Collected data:
· · · ·

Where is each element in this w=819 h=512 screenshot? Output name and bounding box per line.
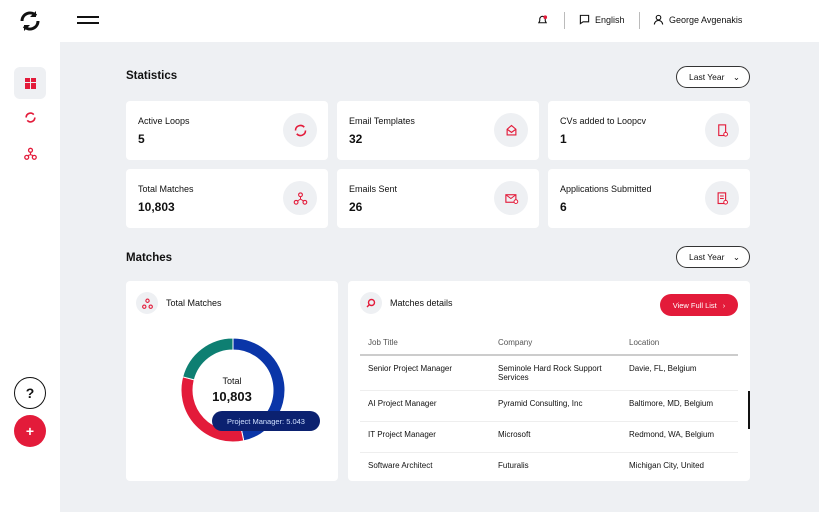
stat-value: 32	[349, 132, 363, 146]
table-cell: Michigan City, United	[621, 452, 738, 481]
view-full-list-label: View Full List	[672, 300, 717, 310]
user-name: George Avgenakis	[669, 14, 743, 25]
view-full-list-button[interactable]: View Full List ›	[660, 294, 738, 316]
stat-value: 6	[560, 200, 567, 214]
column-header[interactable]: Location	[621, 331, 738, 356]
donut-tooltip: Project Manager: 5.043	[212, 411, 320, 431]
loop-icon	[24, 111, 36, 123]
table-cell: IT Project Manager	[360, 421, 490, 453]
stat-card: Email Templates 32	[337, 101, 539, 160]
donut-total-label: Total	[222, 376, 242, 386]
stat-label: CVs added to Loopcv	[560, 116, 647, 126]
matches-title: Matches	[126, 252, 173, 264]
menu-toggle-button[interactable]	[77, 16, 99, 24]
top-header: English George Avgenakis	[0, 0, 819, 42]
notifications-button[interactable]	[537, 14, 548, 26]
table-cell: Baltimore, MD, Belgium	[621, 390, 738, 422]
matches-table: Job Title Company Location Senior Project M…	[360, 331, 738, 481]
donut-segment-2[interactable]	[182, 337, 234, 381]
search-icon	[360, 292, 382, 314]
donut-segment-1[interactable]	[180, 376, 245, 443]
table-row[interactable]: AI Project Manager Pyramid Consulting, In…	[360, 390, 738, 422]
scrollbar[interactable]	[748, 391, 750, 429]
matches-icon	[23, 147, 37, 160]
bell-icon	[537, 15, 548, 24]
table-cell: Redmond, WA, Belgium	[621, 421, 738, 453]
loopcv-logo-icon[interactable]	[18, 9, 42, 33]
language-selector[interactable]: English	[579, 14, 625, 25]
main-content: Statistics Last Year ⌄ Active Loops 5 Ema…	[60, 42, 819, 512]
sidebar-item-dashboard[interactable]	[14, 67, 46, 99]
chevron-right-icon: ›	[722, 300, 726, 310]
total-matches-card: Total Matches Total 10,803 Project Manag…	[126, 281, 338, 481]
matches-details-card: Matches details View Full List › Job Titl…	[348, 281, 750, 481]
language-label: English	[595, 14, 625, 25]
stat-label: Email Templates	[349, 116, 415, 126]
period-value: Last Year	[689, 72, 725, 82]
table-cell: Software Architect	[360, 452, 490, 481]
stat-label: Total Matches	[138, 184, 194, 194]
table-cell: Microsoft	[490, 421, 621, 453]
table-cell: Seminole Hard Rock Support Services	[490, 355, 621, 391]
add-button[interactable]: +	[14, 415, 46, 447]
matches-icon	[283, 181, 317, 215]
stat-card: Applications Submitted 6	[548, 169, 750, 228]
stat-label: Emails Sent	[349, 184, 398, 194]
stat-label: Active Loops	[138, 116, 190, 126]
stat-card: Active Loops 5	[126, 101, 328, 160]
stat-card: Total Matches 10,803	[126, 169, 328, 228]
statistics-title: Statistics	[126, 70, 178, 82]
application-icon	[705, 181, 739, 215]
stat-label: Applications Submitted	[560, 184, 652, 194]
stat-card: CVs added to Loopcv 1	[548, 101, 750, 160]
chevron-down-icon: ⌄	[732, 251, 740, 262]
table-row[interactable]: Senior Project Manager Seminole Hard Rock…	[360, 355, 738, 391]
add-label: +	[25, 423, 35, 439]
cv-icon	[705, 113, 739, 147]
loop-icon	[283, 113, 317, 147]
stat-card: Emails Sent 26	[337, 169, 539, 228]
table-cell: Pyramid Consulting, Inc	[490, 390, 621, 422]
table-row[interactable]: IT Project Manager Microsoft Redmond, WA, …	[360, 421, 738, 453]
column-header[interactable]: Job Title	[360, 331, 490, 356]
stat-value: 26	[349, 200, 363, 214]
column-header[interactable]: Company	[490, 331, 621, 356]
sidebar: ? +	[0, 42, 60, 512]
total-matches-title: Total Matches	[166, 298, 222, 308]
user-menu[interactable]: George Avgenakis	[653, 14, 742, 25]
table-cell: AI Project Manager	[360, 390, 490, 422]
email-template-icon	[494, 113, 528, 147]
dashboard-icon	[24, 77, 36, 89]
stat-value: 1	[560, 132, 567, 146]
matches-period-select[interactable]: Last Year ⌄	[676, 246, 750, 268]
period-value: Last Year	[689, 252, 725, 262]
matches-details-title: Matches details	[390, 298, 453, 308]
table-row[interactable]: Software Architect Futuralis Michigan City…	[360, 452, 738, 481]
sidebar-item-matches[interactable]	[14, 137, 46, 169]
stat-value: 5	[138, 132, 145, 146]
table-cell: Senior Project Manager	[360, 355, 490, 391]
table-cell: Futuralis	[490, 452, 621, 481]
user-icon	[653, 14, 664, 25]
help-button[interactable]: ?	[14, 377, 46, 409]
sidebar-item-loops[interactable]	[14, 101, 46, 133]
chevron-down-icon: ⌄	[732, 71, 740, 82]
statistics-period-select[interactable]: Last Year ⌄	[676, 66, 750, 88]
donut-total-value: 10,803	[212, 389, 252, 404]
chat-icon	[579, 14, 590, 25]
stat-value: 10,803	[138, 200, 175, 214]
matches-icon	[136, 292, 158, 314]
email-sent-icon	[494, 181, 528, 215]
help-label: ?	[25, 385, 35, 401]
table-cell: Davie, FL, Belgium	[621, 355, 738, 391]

· · · ·

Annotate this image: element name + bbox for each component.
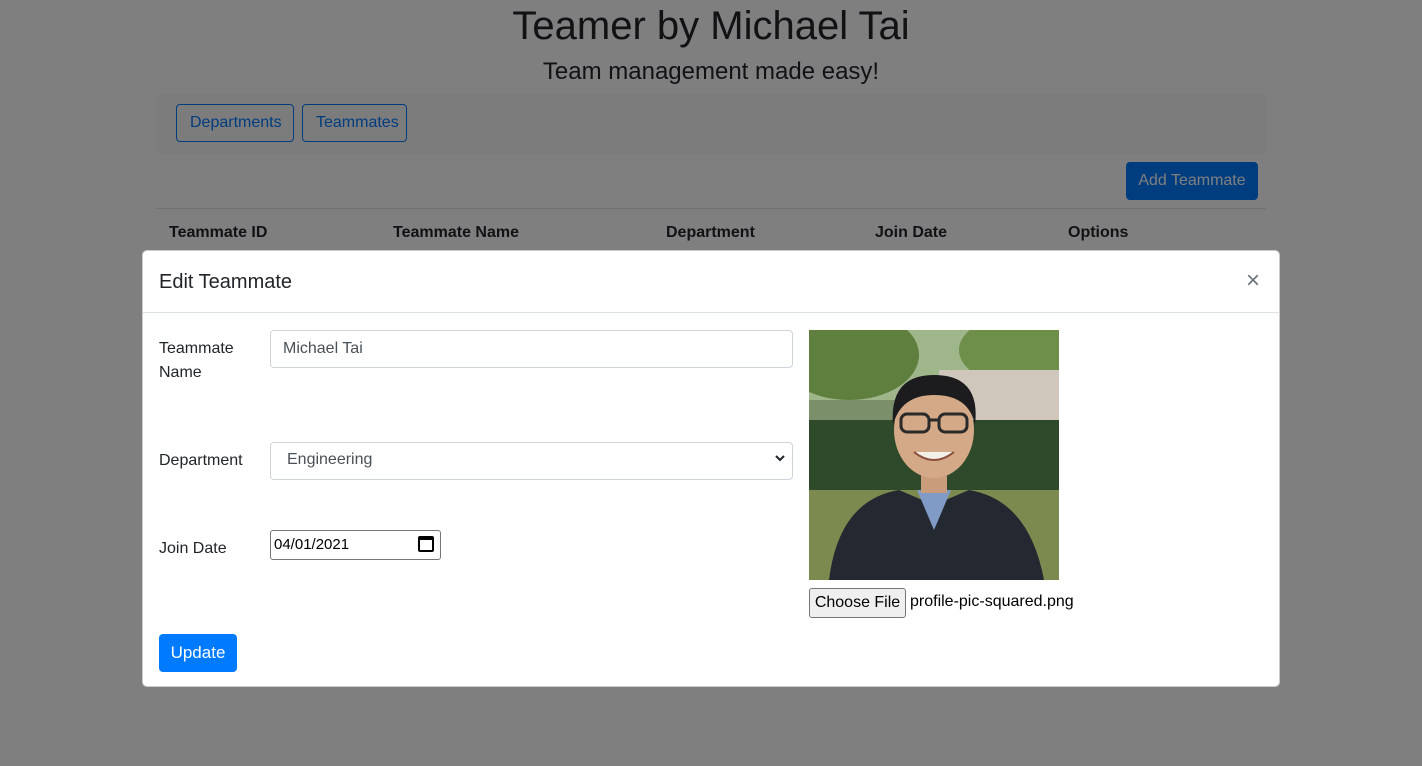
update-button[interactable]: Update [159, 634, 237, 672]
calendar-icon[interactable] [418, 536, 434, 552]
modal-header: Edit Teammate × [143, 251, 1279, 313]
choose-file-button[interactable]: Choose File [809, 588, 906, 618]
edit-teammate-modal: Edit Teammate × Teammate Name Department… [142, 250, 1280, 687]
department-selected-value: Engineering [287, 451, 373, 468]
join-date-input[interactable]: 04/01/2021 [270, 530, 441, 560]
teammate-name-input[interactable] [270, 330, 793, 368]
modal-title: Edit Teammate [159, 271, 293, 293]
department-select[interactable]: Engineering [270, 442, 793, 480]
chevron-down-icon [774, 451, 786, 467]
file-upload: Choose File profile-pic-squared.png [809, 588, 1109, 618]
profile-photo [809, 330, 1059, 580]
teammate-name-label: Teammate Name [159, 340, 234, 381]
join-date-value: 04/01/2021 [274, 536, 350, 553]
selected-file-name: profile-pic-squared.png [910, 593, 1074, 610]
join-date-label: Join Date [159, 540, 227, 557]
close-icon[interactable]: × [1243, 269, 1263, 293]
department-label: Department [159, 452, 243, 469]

· · · ·

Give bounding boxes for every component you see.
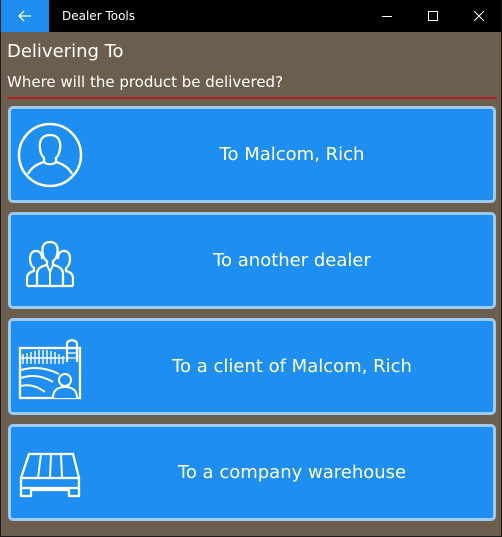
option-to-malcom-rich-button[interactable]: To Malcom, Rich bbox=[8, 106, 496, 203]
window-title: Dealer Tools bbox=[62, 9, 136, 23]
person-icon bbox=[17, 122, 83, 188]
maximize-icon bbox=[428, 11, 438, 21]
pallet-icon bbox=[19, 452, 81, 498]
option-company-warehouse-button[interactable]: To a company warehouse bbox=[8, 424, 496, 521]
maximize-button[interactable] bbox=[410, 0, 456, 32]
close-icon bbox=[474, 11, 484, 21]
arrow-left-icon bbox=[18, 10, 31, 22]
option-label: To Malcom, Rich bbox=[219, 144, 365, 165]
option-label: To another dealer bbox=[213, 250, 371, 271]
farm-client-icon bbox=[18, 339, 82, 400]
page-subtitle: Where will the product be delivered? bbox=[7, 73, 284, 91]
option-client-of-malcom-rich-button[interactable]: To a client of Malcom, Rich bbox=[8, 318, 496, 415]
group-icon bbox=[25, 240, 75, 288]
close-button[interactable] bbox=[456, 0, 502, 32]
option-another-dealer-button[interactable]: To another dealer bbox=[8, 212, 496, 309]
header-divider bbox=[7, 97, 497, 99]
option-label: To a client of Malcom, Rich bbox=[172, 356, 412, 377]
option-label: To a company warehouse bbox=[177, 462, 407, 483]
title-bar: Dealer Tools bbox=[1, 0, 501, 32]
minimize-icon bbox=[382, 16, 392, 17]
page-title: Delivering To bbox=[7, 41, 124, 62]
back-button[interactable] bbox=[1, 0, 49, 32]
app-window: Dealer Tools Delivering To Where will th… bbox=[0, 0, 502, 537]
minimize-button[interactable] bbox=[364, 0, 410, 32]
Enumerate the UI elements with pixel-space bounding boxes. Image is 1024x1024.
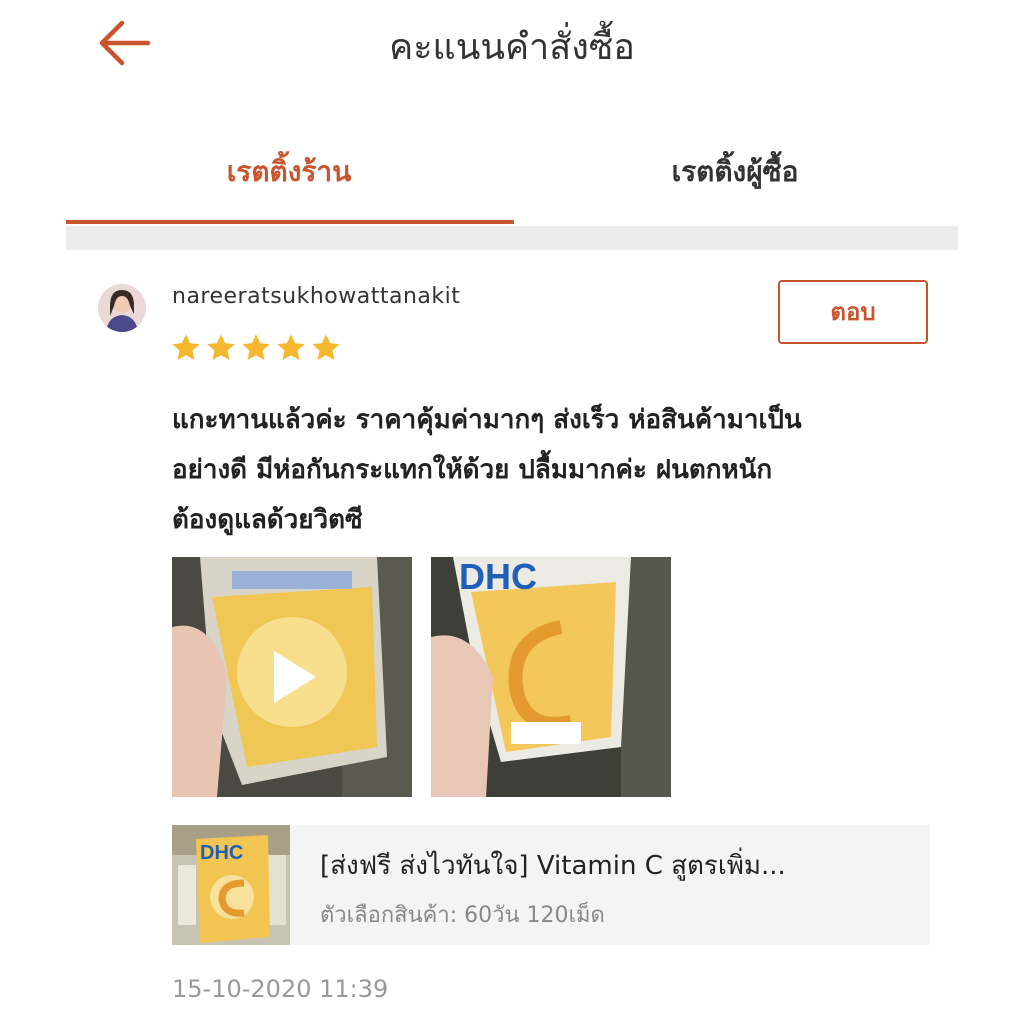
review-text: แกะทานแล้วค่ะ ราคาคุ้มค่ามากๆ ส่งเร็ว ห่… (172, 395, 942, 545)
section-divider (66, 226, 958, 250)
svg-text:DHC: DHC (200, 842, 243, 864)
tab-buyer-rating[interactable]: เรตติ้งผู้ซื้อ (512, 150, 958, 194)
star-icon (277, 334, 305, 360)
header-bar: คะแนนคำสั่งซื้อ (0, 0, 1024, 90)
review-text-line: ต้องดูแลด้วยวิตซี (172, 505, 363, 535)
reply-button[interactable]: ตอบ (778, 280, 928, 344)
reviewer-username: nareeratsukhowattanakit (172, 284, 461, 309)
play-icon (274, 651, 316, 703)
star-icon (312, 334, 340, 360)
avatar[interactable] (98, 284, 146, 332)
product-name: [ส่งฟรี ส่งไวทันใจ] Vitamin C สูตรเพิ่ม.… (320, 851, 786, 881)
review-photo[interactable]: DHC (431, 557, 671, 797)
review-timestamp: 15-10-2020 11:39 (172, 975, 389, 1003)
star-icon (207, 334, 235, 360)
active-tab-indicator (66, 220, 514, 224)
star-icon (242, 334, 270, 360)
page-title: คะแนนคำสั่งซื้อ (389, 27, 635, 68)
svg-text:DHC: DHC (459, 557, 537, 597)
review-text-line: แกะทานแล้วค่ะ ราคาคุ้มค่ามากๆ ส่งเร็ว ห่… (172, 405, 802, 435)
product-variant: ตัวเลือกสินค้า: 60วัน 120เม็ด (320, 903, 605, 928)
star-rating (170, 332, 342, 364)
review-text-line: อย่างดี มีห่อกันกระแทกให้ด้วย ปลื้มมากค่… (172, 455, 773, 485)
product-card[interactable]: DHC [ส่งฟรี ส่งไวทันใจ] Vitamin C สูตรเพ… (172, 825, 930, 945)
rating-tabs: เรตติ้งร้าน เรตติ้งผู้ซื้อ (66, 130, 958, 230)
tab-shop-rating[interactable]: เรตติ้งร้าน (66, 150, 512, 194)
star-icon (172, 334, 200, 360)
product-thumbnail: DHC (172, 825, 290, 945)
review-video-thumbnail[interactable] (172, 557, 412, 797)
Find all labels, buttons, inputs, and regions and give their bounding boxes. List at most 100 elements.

· · · ·

__Request__. Please arrange the lines from the line with "review-text: แกะทานแล้วค่ะ ราคาคุ้มค่ามากๆ" up to and including the line with "active-tab-indicator (66, 220, 514, 224)" as a numbered list, with blank lines left out.

__Answer to this task__.
1. review-text: แกะทานแล้วค่ะ ราคาคุ้มค่ามากๆ ส่งเร็ว ห่… (172, 395, 942, 545)
2. section-divider (66, 226, 958, 250)
3. svg-text:DHC: DHC (200, 842, 243, 864)
4. tab-buyer-rating[interactable]: เรตติ้งผู้ซื้อ (512, 150, 958, 194)
5. star-icon (277, 334, 305, 360)
6. header-bar: คะแนนคำสั่งซื้อ (0, 0, 1024, 90)
7. review-text-line: ต้องดูแลด้วยวิตซี (172, 505, 363, 535)
8. reply-button[interactable]: ตอบ (778, 280, 928, 344)
9. reviewer-username: nareeratsukhowattanakit (172, 284, 461, 309)
10. play-icon (274, 651, 316, 703)
11. star-icon (312, 334, 340, 360)
12. avatar[interactable] (98, 284, 146, 332)
13. product-name: [ส่งฟรี ส่งไวทันใจ] Vitamin C สูตรเพิ่ม.… (320, 851, 786, 881)
14. review-photo[interactable]: DHC (431, 557, 671, 797)
15. review-timestamp: 15-10-2020 11:39 (172, 975, 389, 1003)
16. star-icon (207, 334, 235, 360)
17. active-tab-indicator (66, 220, 514, 224)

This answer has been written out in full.